***** Provided passage *****

Construction output in Great Britain: March 2019

Short-term measures of output by the construction industry in Great Britain and contracts awarded for new construction work in Great Britain.

This is not the latest release. View latest release

This is an accredited national statistic.

Cyswllt:
Email Ceri Lewis

Dyddiad y datganiad:
10 May 2019

Cyhoeddiad nesaf:
10 June 2019

1. Main points

  • Construction output increased by 1.0% in Quarter 1 (Jan to Mar) 2019; this increase was driven by repair and maintenance output, which increased by 2.9%.
  • The rise in repair and maintenance output in Quarter 1 2019 was driven by increases in both private housing repair and maintenance and non-housing repair and maintenance, which increased by 4.0% and 3.5% respectively.
  • New work experienced no growth (0.0%) across Quarter 1 2019, as increases in infrastructure and public other new work of 5.6% and 3.3% respectively were offset by decreases in private commercial and housing new work of 4.7% and 1.2% respectively.

***** Data shown *****

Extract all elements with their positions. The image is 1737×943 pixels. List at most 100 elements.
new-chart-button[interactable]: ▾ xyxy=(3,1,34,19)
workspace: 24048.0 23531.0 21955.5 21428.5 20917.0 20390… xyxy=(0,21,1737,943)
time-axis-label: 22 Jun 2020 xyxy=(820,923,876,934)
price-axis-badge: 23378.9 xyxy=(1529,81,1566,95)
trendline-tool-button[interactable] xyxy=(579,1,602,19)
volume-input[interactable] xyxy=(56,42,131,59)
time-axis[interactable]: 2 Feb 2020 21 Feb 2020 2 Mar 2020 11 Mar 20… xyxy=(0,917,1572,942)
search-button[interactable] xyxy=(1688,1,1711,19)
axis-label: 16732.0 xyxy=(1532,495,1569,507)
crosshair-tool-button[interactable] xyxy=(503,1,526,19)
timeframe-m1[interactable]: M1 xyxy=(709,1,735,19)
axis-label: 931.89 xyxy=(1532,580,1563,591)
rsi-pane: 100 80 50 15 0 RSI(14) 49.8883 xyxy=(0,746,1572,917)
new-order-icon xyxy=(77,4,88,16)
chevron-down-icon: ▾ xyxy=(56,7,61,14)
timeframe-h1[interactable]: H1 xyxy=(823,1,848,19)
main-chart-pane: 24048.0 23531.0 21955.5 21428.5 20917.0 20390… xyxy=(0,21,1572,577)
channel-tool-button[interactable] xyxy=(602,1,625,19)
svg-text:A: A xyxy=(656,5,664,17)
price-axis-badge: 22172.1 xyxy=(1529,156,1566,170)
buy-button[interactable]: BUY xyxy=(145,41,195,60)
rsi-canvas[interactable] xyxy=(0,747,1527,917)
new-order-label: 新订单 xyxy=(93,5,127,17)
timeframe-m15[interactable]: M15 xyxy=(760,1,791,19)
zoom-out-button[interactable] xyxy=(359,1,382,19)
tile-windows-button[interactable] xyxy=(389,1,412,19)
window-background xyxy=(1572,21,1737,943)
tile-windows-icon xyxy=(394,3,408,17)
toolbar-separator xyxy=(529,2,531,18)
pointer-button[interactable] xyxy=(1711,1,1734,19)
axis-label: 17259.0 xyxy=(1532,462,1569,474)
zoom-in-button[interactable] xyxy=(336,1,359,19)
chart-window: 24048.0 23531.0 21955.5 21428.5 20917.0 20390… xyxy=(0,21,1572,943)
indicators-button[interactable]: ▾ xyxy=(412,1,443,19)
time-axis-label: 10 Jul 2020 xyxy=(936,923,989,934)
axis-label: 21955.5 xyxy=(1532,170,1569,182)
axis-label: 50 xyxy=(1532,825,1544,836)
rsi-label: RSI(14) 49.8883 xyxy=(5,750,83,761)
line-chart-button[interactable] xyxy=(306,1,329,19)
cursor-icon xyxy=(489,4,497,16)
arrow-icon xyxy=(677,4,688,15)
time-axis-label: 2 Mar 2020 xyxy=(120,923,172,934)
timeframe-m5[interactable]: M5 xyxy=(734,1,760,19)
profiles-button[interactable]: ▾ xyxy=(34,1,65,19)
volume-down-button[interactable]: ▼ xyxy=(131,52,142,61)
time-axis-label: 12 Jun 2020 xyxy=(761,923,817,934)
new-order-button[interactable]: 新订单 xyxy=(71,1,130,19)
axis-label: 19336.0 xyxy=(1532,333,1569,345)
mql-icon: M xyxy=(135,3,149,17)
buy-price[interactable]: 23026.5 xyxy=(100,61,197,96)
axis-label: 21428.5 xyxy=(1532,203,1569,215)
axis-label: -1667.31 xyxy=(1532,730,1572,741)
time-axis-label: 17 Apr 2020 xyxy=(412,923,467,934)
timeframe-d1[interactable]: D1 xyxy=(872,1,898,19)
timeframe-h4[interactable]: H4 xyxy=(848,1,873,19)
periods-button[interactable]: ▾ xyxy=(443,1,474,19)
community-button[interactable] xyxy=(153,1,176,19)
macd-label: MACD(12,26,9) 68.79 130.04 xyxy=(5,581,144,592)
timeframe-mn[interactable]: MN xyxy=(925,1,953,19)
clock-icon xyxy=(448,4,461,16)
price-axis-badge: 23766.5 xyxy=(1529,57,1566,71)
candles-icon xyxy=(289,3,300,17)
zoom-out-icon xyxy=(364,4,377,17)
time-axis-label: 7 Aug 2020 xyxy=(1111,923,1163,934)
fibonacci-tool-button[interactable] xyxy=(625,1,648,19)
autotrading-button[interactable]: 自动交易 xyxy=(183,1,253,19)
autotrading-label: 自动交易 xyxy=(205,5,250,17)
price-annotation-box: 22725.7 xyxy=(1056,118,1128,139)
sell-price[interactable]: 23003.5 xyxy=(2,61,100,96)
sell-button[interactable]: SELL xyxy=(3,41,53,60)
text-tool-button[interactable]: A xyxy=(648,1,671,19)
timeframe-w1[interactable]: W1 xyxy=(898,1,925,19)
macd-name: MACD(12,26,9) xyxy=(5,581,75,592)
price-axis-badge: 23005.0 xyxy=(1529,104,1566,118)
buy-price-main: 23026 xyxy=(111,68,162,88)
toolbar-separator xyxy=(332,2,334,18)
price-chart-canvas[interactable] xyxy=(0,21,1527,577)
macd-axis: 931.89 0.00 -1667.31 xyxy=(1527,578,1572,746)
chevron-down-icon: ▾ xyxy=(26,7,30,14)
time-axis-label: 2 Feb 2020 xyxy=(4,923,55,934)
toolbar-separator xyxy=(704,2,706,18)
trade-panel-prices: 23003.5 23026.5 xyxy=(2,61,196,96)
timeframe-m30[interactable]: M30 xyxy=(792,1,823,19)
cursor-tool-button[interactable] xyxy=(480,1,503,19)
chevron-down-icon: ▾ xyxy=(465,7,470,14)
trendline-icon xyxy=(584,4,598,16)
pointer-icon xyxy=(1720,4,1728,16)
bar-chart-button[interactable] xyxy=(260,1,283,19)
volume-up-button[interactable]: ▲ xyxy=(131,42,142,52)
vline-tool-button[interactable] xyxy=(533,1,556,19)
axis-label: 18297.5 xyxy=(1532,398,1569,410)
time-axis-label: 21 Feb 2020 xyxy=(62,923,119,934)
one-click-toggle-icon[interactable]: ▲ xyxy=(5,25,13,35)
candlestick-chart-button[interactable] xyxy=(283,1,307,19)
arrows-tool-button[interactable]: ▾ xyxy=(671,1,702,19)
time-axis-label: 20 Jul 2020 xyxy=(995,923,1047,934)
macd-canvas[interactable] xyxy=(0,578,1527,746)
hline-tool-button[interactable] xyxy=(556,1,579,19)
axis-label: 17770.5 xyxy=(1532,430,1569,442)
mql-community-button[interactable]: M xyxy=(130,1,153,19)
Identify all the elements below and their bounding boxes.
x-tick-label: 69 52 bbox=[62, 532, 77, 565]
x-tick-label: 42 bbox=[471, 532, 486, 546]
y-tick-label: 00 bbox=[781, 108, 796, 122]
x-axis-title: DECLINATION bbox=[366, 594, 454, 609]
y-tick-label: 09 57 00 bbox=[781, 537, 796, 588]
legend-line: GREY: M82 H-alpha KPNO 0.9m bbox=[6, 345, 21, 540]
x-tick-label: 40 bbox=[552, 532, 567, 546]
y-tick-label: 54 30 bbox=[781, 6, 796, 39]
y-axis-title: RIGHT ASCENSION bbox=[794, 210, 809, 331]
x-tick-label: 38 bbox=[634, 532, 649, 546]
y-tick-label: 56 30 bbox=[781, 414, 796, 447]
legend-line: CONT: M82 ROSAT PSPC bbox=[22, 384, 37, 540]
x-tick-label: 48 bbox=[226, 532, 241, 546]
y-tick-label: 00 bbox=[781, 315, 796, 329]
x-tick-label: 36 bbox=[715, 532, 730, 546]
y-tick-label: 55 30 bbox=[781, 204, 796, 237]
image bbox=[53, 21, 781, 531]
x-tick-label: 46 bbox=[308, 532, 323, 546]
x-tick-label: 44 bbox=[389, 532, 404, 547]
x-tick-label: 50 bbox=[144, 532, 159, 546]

*****

▸ **Work to do**:
#1 Using the construction output release, decide whether each statement agrees with it. Answer yes or no for each and quote the deciding words exactly. (a) New work grew by 1.0% in Quarter 1 2019. (b) Private housing repair and maintenance output increased by 4.0% in Quarter 1 2019. (c) The release is an accredited national statistic.
#2 Echo the records from their first line up to and including the line with "pointer-button[interactable] xyxy=(1711,1,1734,19)".
The records have no connection to the text about construction output.

▸ **Exercise responses**:
#1
(a) No: "New work experienced no growth (0.0%) across Quarter 1 2019"
(b) Yes: "increases in both private housing repair and maintenance and non-housing repair and maintenance, which increased by 4.0% and 3.5% respectively"
(c) Yes: "This is an accredited national statistic."

#2
Extract all elements with their positions. The image is 1737×943 pixels. List at most 100 elements.
new-chart-button[interactable]: ▾ xyxy=(3,1,34,19)
workspace: 24048.0 23531.0 21955.5 21428.5 20917.0 20390… xyxy=(0,21,1737,943)
time-axis-label: 22 Jun 2020 xyxy=(820,923,876,934)
price-axis-badge: 23378.9 xyxy=(1529,81,1566,95)
trendline-tool-button[interactable] xyxy=(579,1,602,19)
volume-input[interactable] xyxy=(56,42,131,59)
time-axis[interactable]: 2 Feb 2020 21 Feb 2020 2 Mar 2020 11 Mar 20… xyxy=(0,917,1572,942)
search-button[interactable] xyxy=(1688,1,1711,19)
axis-label: 16732.0 xyxy=(1532,495,1569,507)
crosshair-tool-button[interactable] xyxy=(503,1,526,19)
timeframe-m1[interactable]: M1 xyxy=(709,1,735,19)
axis-label: 931.89 xyxy=(1532,580,1563,591)
rsi-pane: 100 80 50 15 0 RSI(14) 49.8883 xyxy=(0,746,1572,917)
new-order-icon xyxy=(77,4,88,16)
chevron-down-icon: ▾ xyxy=(56,7,61,14)
timeframe-h1[interactable]: H1 xyxy=(823,1,848,19)
main-chart-pane: 24048.0 23531.0 21955.5 21428.5 20917.0 20390… xyxy=(0,21,1572,577)
channel-tool-button[interactable] xyxy=(602,1,625,19)
svg-text:A: A xyxy=(656,5,664,17)
price-axis-badge: 22172.1 xyxy=(1529,156,1566,170)
buy-button[interactable]: BUY xyxy=(145,41,195,60)
rsi-canvas[interactable] xyxy=(0,747,1527,917)
new-order-label: 新订单 xyxy=(93,5,127,17)
timeframe-m15[interactable]: M15 xyxy=(760,1,791,19)
zoom-out-button[interactable] xyxy=(359,1,382,19)
tile-windows-button[interactable] xyxy=(389,1,412,19)
window-background xyxy=(1572,21,1737,943)
tile-windows-icon xyxy=(394,3,408,17)
toolbar-separator xyxy=(529,2,531,18)
pointer-button[interactable] xyxy=(1711,1,1734,19)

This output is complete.